[BEGIN]

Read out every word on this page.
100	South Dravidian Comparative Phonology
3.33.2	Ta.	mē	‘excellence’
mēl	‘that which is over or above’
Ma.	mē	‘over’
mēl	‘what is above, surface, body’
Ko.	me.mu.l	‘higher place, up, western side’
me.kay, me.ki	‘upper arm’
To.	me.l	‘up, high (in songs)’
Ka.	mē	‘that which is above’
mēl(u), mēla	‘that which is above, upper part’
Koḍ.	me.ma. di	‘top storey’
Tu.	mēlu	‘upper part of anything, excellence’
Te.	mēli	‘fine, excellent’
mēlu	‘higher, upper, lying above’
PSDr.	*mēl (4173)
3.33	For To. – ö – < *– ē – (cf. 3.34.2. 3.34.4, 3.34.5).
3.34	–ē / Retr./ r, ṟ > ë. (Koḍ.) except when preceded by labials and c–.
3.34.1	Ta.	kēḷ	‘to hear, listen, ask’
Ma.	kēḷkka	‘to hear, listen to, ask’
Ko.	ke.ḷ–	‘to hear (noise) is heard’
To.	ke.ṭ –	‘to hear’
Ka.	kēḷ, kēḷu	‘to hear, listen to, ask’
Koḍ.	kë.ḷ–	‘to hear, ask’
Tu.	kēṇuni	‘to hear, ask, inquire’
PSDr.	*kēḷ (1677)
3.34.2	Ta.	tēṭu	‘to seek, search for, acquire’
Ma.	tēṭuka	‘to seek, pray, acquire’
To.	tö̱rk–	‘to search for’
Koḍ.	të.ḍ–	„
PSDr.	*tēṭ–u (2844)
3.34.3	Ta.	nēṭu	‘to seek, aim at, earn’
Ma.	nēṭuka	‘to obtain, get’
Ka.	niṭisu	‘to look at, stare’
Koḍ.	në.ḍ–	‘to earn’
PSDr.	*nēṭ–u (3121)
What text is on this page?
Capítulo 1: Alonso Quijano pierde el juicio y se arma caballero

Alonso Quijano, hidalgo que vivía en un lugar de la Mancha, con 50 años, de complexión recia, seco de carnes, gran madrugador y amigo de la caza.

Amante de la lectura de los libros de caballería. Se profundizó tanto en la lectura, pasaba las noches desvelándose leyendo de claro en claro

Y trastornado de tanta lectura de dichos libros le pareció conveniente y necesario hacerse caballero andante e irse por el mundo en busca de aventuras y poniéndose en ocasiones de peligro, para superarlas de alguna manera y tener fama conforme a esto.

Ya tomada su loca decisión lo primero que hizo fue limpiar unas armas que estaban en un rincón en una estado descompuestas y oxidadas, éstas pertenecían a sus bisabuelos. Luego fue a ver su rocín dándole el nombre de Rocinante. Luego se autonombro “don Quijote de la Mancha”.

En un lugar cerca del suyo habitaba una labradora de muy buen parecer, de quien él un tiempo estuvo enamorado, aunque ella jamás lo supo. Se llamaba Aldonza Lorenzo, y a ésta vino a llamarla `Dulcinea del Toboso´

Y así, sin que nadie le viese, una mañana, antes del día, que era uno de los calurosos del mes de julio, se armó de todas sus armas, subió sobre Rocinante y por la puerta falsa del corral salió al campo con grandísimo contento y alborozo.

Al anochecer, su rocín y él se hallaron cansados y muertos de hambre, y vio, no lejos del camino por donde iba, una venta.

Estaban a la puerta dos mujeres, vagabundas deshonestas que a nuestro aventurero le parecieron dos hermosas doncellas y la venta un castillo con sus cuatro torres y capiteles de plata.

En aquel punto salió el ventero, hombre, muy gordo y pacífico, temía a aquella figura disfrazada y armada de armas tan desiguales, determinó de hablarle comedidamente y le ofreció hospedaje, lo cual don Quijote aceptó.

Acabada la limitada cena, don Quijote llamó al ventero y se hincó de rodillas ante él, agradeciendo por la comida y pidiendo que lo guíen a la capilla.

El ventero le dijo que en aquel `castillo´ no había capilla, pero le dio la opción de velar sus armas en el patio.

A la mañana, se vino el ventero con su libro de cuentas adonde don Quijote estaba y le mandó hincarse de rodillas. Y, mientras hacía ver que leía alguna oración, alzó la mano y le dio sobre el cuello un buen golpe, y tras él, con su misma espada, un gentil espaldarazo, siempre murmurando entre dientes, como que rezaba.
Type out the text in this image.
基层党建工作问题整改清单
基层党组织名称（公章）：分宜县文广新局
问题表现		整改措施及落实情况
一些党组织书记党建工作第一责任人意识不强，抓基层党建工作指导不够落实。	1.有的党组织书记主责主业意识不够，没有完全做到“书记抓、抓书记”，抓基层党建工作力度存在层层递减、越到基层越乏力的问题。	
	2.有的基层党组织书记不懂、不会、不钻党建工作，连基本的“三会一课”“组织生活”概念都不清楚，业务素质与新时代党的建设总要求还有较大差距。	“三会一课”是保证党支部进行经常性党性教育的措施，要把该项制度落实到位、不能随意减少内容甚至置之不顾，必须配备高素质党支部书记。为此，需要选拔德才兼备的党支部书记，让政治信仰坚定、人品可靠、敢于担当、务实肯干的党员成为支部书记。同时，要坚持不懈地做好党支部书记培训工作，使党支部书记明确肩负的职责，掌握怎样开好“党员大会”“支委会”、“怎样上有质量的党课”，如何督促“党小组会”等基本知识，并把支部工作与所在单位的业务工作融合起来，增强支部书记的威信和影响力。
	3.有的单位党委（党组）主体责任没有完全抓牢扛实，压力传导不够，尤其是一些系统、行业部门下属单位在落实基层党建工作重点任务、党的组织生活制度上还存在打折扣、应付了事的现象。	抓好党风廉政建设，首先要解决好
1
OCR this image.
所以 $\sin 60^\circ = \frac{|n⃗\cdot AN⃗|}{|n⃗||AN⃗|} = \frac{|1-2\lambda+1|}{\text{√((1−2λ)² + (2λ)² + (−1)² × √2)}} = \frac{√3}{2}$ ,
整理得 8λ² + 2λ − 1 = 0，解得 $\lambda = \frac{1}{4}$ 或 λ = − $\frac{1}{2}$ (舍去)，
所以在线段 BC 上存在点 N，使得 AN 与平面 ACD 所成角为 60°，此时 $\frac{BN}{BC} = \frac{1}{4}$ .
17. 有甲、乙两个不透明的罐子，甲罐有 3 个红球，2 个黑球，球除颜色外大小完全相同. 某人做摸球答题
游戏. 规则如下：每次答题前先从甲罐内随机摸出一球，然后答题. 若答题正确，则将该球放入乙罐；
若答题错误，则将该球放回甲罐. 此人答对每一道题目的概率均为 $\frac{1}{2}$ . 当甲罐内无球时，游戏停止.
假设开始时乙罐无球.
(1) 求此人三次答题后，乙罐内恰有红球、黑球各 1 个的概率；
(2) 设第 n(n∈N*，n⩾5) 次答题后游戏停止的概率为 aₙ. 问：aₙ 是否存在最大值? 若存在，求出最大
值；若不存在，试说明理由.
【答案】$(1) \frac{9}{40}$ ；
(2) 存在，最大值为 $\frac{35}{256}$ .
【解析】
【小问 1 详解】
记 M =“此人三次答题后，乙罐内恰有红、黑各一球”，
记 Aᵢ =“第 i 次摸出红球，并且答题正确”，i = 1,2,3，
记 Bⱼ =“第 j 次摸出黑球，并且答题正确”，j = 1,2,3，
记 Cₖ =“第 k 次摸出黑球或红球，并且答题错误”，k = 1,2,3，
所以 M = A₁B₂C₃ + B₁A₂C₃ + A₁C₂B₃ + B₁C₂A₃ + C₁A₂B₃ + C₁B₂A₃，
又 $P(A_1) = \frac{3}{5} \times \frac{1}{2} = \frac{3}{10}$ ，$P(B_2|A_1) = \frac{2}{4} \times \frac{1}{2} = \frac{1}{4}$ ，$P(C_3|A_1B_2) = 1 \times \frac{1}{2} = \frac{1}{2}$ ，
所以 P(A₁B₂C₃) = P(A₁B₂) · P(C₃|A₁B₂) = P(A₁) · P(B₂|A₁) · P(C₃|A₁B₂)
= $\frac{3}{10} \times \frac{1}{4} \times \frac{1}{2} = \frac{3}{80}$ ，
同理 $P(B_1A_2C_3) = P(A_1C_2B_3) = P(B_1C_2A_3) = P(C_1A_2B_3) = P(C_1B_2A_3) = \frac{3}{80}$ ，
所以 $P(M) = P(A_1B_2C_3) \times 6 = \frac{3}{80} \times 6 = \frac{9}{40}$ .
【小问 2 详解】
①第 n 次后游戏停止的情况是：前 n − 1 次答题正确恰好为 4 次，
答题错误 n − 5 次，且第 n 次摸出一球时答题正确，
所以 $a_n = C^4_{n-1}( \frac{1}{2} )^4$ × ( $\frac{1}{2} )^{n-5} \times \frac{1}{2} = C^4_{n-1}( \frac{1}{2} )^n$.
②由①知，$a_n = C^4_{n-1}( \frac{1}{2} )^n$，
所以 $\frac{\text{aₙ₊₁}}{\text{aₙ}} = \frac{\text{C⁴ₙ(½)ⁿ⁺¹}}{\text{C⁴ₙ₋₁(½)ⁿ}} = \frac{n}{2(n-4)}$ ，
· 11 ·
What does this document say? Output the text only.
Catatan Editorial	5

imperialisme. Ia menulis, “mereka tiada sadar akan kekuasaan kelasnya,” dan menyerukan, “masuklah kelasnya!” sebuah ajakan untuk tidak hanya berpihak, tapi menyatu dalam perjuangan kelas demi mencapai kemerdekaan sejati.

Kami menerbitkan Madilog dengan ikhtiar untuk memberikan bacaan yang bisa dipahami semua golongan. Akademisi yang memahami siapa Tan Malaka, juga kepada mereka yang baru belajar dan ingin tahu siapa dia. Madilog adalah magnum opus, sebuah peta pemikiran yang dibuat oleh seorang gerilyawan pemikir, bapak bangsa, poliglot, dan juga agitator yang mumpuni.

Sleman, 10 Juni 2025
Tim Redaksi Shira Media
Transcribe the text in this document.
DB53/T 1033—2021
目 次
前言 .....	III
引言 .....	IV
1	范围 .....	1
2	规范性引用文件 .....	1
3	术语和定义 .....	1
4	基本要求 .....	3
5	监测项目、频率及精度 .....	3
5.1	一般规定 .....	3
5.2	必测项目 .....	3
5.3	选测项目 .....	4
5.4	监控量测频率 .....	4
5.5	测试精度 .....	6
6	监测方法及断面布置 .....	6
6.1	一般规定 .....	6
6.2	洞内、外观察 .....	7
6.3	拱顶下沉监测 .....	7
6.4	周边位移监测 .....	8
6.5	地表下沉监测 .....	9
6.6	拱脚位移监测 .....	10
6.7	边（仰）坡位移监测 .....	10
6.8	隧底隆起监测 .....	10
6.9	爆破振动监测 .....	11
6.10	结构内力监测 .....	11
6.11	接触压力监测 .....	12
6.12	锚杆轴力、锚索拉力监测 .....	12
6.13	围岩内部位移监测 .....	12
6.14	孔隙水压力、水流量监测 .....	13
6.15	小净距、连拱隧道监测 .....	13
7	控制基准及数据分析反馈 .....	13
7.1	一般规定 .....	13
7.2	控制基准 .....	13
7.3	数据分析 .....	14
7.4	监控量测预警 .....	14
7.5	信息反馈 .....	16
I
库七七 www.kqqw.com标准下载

[END]

> _Exercise_
Sift the material for lines with the string "castillo". Copy each one found.

> _Exercise result_
Estaban a la puerta dos mujeres, vagabundas deshonestas que a nuestro aventurero le parecieron dos hermosas doncellas y la venta un castillo con sus cuatro torres y capiteles de plata.
El ventero le dijo que en aquel `castillo´ no había capilla, pero le dio la opción de velar sus armas en el patio.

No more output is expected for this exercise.